__STATED TASK__
Write out the entire listing below exactly as it appears, minus any pictures.

__RECORDED INFORMATION__
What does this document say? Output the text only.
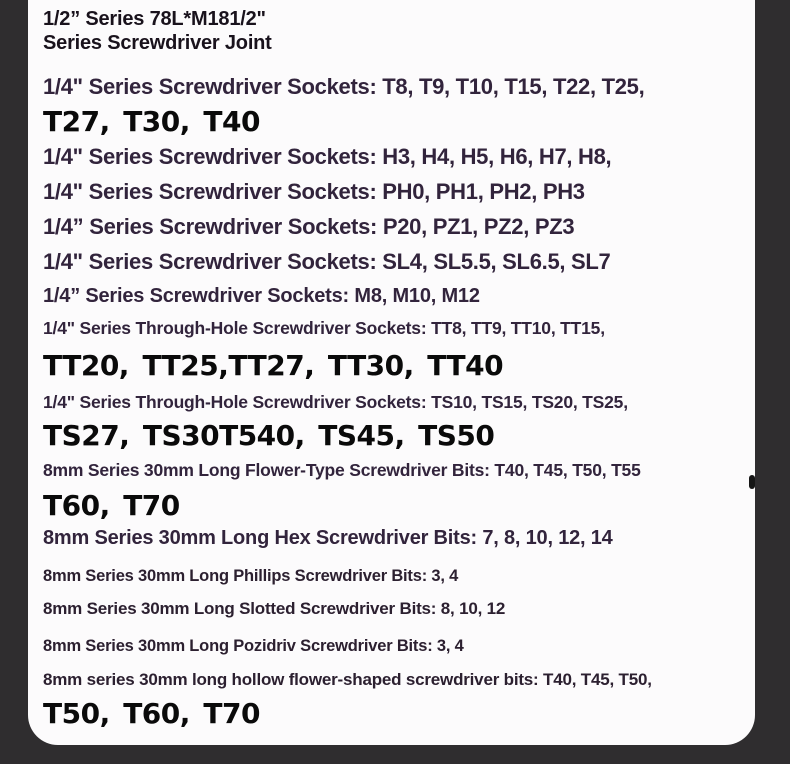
1/2” Series 78L*M181/2"
Series Screwdriver Joint
1/4" Series Screwdriver Sockets: T8, T9, T10, T15, T22, T25,
T27, T30, T40
1/4" Series Screwdriver Sockets: H3, H4, H5, H6, H7, H8,
1/4" Series Screwdriver Sockets: PH0, PH1, PH2, PH3
1/4” Series Screwdriver Sockets: P20, PZ1, PZ2, PZ3
1/4" Series Screwdriver Sockets: SL4, SL5.5, SL6.5, SL7
1/4” Series Screwdriver Sockets: M8, M10, M12
1/4" Series Through-Hole Screwdriver Sockets: TT8, TT9, TT10, TT15,
TT20, TT25,TT27, TT30, TT40
1/4" Series Through-Hole Screwdriver Sockets: TS10, TS15, TS20, TS25,
TS27, TS30T540, TS45, TS50
8mm Series 30mm Long Flower-Type Screwdriver Bits: T40, T45, T50, T55
T60, T70
8mm Series 30mm Long Hex Screwdriver Bits: 7, 8, 10, 12, 14
8mm Series 30mm Long Phillips Screwdriver Bits: 3, 4
8mm Series 30mm Long Slotted Screwdriver Bits: 8, 10, 12
8mm Series 30mm Long Pozidriv Screwdriver Bits: 3, 4
8mm series 30mm long hollow flower-shaped screwdriver bits: T40, T45, T50,
T50, T60, T70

__ANSWER FOR THE TASK__
What does this document say? Output the text only.
1/2” Series 78L*M181/2"
Series Screwdriver Joint
1/4" Series Screwdriver Sockets: T8, T9, T10, T15, T22, T25,
T27, T30, T40
1/4" Series Screwdriver Sockets: H3, H4, H5, H6, H7, H8,
1/4" Series Screwdriver Sockets: PH0, PH1, PH2, PH3
1/4” Series Screwdriver Sockets: P20, PZ1, PZ2, PZ3
1/4" Series Screwdriver Sockets: SL4, SL5.5, SL6.5, SL7
1/4” Series Screwdriver Sockets: M8, M10, M12
1/4" Series Through-Hole Screwdriver Sockets: TT8, TT9, TT10, TT15,
TT20, TT25,TT27, TT30, TT40
1/4" Series Through-Hole Screwdriver Sockets: TS10, TS15, TS20, TS25,
TS27, TS30T540, TS45, TS50
8mm Series 30mm Long Flower-Type Screwdriver Bits: T40, T45, T50, T55
T60, T70
8mm Series 30mm Long Hex Screwdriver Bits: 7, 8, 10, 12, 14
8mm Series 30mm Long Phillips Screwdriver Bits: 3, 4
8mm Series 30mm Long Slotted Screwdriver Bits: 8, 10, 12
8mm Series 30mm Long Pozidriv Screwdriver Bits: 3, 4
8mm series 30mm long hollow flower-shaped screwdriver bits: T40, T45, T50,
T50, T60, T70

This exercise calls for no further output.